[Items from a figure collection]
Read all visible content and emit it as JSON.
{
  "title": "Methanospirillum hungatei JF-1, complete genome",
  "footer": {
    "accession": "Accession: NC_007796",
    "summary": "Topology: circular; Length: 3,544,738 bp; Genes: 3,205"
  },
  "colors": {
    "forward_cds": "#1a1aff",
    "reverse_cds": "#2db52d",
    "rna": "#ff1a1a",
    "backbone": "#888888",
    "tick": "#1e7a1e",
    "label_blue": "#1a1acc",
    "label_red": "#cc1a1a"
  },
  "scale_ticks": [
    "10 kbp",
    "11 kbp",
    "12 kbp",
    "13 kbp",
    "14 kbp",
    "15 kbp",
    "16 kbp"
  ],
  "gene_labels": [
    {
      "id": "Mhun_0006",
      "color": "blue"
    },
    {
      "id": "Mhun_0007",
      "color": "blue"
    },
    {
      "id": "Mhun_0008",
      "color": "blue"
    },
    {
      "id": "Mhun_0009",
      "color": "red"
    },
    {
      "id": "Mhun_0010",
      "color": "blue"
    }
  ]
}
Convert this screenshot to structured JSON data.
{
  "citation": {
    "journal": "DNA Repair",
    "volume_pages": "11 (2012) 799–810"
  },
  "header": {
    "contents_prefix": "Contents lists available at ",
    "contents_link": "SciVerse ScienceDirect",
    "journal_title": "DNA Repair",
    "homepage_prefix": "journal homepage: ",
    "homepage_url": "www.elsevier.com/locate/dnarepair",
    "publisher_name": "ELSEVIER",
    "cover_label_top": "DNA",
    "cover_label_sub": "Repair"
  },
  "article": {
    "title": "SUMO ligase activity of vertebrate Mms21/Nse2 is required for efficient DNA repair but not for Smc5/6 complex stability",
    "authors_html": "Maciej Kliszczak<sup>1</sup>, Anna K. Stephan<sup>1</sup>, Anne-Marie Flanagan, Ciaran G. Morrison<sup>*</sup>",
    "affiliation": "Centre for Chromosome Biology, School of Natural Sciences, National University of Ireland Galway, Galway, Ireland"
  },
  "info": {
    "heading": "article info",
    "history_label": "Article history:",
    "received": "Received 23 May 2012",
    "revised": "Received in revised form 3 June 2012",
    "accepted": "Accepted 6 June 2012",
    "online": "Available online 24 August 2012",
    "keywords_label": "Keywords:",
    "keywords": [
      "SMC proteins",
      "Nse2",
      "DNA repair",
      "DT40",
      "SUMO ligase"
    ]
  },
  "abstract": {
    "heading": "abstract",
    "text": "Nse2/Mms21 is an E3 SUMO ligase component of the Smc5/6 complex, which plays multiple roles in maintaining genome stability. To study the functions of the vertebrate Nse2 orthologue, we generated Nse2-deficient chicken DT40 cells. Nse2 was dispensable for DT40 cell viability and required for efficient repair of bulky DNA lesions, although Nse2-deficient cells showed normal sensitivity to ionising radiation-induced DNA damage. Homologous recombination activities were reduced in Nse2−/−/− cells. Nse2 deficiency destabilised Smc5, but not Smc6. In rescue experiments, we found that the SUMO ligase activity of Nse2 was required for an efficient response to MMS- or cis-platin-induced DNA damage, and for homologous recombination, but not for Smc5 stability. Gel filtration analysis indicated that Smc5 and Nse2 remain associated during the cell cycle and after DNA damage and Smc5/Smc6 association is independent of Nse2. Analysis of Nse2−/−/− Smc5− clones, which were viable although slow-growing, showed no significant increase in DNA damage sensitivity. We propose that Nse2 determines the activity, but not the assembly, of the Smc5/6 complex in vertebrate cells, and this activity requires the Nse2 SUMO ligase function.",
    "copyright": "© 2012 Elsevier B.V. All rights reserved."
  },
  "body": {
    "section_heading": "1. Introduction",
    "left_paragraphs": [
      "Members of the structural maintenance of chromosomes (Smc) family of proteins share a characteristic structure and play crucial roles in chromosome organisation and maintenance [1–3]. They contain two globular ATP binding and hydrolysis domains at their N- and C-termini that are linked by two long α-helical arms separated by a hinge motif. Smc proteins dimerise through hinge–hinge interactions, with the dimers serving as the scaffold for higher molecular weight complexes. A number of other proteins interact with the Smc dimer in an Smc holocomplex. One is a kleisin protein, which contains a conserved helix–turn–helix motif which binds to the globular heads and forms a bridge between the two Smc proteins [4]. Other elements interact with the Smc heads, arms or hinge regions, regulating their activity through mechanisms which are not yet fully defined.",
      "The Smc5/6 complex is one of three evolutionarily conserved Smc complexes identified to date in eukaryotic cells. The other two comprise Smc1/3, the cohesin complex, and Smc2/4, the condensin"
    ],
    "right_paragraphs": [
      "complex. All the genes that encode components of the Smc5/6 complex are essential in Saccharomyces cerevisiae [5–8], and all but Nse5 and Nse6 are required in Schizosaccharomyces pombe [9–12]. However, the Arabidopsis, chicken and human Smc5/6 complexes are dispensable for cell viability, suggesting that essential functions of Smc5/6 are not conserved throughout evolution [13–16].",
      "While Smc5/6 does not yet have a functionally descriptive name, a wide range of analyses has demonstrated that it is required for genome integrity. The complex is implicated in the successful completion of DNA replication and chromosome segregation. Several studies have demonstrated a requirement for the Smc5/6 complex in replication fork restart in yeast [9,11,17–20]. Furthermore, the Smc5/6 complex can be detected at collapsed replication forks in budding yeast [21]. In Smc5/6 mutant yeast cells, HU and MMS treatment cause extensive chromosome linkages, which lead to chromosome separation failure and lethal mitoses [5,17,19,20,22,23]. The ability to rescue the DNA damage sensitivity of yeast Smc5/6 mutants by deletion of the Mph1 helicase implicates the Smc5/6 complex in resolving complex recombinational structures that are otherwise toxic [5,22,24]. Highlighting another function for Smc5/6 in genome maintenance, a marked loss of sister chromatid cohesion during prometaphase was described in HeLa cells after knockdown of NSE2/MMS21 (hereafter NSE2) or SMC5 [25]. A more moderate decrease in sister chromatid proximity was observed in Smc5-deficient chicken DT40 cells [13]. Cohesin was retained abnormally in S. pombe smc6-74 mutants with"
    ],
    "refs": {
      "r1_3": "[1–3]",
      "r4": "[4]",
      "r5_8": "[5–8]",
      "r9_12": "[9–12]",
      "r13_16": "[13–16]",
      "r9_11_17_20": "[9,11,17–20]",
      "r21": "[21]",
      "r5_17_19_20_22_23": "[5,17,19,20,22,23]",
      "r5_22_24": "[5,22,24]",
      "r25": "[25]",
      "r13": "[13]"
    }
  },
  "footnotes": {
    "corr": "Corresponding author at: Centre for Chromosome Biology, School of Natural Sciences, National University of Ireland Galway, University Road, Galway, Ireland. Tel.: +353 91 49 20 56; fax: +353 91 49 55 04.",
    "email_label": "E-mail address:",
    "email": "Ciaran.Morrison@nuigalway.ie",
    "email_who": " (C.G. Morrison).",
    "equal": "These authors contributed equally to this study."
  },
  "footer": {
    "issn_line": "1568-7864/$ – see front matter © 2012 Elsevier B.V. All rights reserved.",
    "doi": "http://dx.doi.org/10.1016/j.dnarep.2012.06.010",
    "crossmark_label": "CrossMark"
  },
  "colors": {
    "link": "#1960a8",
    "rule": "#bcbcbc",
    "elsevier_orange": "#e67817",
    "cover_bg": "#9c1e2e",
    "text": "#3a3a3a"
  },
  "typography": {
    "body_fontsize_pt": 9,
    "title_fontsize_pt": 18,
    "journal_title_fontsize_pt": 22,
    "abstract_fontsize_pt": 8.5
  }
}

EXERCISE REQUIREMENTS -
Every record is to be repeated exactly as it stands above.

SOLUTION BELOW -
Read all visible content and emit it as JSON.
{
  "title": "Methanospirillum hungatei JF-1, complete genome",
  "footer": {
    "accession": "Accession: NC_007796",
    "summary": "Topology: circular; Length: 3,544,738 bp; Genes: 3,205"
  },
  "colors": {
    "forward_cds": "#1a1aff",
    "reverse_cds": "#2db52d",
    "rna": "#ff1a1a",
    "backbone": "#888888",
    "tick": "#1e7a1e",
    "label_blue": "#1a1acc",
    "label_red": "#cc1a1a"
  },
  "scale_ticks": [
    "10 kbp",
    "11 kbp",
    "12 kbp",
    "13 kbp",
    "14 kbp",
    "15 kbp",
    "16 kbp"
  ],
  "gene_labels": [
    {
      "id": "Mhun_0006",
      "color": "blue"
    },
    {
      "id": "Mhun_0007",
      "color": "blue"
    },
    {
      "id": "Mhun_0008",
      "color": "blue"
    },
    {
      "id": "Mhun_0009",
      "color": "red"
    },
    {
      "id": "Mhun_0010",
      "color": "blue"
    }
  ]
}
Convert this screenshot to structured JSON data.
{
  "citation": {
    "journal": "DNA Repair",
    "volume_pages": "11 (2012) 799–810"
  },
  "header": {
    "contents_prefix": "Contents lists available at ",
    "contents_link": "SciVerse ScienceDirect",
    "journal_title": "DNA Repair",
    "homepage_prefix": "journal homepage: ",
    "homepage_url": "www.elsevier.com/locate/dnarepair",
    "publisher_name": "ELSEVIER",
    "cover_label_top": "DNA",
    "cover_label_sub": "Repair"
  },
  "article": {
    "title": "SUMO ligase activity of vertebrate Mms21/Nse2 is required for efficient DNA repair but not for Smc5/6 complex stability",
    "authors_html": "Maciej Kliszczak<sup>1</sup>, Anna K. Stephan<sup>1</sup>, Anne-Marie Flanagan, Ciaran G. Morrison<sup>*</sup>",
    "affiliation": "Centre for Chromosome Biology, School of Natural Sciences, National University of Ireland Galway, Galway, Ireland"
  },
  "info": {
    "heading": "article info",
    "history_label": "Article history:",
    "received": "Received 23 May 2012",
    "revised": "Received in revised form 3 June 2012",
    "accepted": "Accepted 6 June 2012",
    "online": "Available online 24 August 2012",
    "keywords_label": "Keywords:",
    "keywords": [
      "SMC proteins",
      "Nse2",
      "DNA repair",
      "DT40",
      "SUMO ligase"
    ]
  },
  "abstract": {
    "heading": "abstract",
    "text": "Nse2/Mms21 is an E3 SUMO ligase component of the Smc5/6 complex, which plays multiple roles in maintaining genome stability. To study the functions of the vertebrate Nse2 orthologue, we generated Nse2-deficient chicken DT40 cells. Nse2 was dispensable for DT40 cell viability and required for efficient repair of bulky DNA lesions, although Nse2-deficient cells showed normal sensitivity to ionising radiation-induced DNA damage. Homologous recombination activities were reduced in Nse2−/−/− cells. Nse2 deficiency destabilised Smc5, but not Smc6. In rescue experiments, we found that the SUMO ligase activity of Nse2 was required for an efficient response to MMS- or cis-platin-induced DNA damage, and for homologous recombination, but not for Smc5 stability. Gel filtration analysis indicated that Smc5 and Nse2 remain associated during the cell cycle and after DNA damage and Smc5/Smc6 association is independent of Nse2. Analysis of Nse2−/−/− Smc5− clones, which were viable although slow-growing, showed no significant increase in DNA damage sensitivity. We propose that Nse2 determines the activity, but not the assembly, of the Smc5/6 complex in vertebrate cells, and this activity requires the Nse2 SUMO ligase function.",
    "copyright": "© 2012 Elsevier B.V. All rights reserved."
  },
  "body": {
    "section_heading": "1. Introduction",
    "left_paragraphs": [
      "Members of the structural maintenance of chromosomes (Smc) family of proteins share a characteristic structure and play crucial roles in chromosome organisation and maintenance [1–3]. They contain two globular ATP binding and hydrolysis domains at their N- and C-termini that are linked by two long α-helical arms separated by a hinge motif. Smc proteins dimerise through hinge–hinge interactions, with the dimers serving as the scaffold for higher molecular weight complexes. A number of other proteins interact with the Smc dimer in an Smc holocomplex. One is a kleisin protein, which contains a conserved helix–turn–helix motif which binds to the globular heads and forms a bridge between the two Smc proteins [4]. Other elements interact with the Smc heads, arms or hinge regions, regulating their activity through mechanisms which are not yet fully defined.",
      "The Smc5/6 complex is one of three evolutionarily conserved Smc complexes identified to date in eukaryotic cells. The other two comprise Smc1/3, the cohesin complex, and Smc2/4, the condensin"
    ],
    "right_paragraphs": [
      "complex. All the genes that encode components of the Smc5/6 complex are essential in Saccharomyces cerevisiae [5–8], and all but Nse5 and Nse6 are required in Schizosaccharomyces pombe [9–12]. However, the Arabidopsis, chicken and human Smc5/6 complexes are dispensable for cell viability, suggesting that essential functions of Smc5/6 are not conserved throughout evolution [13–16].",
      "While Smc5/6 does not yet have a functionally descriptive name, a wide range of analyses has demonstrated that it is required for genome integrity. The complex is implicated in the successful completion of DNA replication and chromosome segregation. Several studies have demonstrated a requirement for the Smc5/6 complex in replication fork restart in yeast [9,11,17–20]. Furthermore, the Smc5/6 complex can be detected at collapsed replication forks in budding yeast [21]. In Smc5/6 mutant yeast cells, HU and MMS treatment cause extensive chromosome linkages, which lead to chromosome separation failure and lethal mitoses [5,17,19,20,22,23]. The ability to rescue the DNA damage sensitivity of yeast Smc5/6 mutants by deletion of the Mph1 helicase implicates the Smc5/6 complex in resolving complex recombinational structures that are otherwise toxic [5,22,24]. Highlighting another function for Smc5/6 in genome maintenance, a marked loss of sister chromatid cohesion during prometaphase was described in HeLa cells after knockdown of NSE2/MMS21 (hereafter NSE2) or SMC5 [25]. A more moderate decrease in sister chromatid proximity was observed in Smc5-deficient chicken DT40 cells [13]. Cohesin was retained abnormally in S. pombe smc6-74 mutants with"
    ],
    "refs": {
      "r1_3": "[1–3]",
      "r4": "[4]",
      "r5_8": "[5–8]",
      "r9_12": "[9–12]",
      "r13_16": "[13–16]",
      "r9_11_17_20": "[9,11,17–20]",
      "r21": "[21]",
      "r5_17_19_20_22_23": "[5,17,19,20,22,23]",
      "r5_22_24": "[5,22,24]",
      "r25": "[25]",
      "r13": "[13]"
    }
  },
  "footnotes": {
    "corr": "Corresponding author at: Centre for Chromosome Biology, School of Natural Sciences, National University of Ireland Galway, University Road, Galway, Ireland. Tel.: +353 91 49 20 56; fax: +353 91 49 55 04.",
    "email_label": "E-mail address:",
    "email": "Ciaran.Morrison@nuigalway.ie",
    "email_who": " (C.G. Morrison).",
    "equal": "These authors contributed equally to this study."
  },
  "footer": {
    "issn_line": "1568-7864/$ – see front matter © 2012 Elsevier B.V. All rights reserved.",
    "doi": "http://dx.doi.org/10.1016/j.dnarep.2012.06.010",
    "crossmark_label": "CrossMark"
  },
  "colors": {
    "link": "#1960a8",
    "rule": "#bcbcbc",
    "elsevier_orange": "#e67817",
    "cover_bg": "#9c1e2e",
    "text": "#3a3a3a"
  },
  "typography": {
    "body_fontsize_pt": 9,
    "title_fontsize_pt": 18,
    "journal_title_fontsize_pt": 22,
    "abstract_fontsize_pt": 8.5
  }
}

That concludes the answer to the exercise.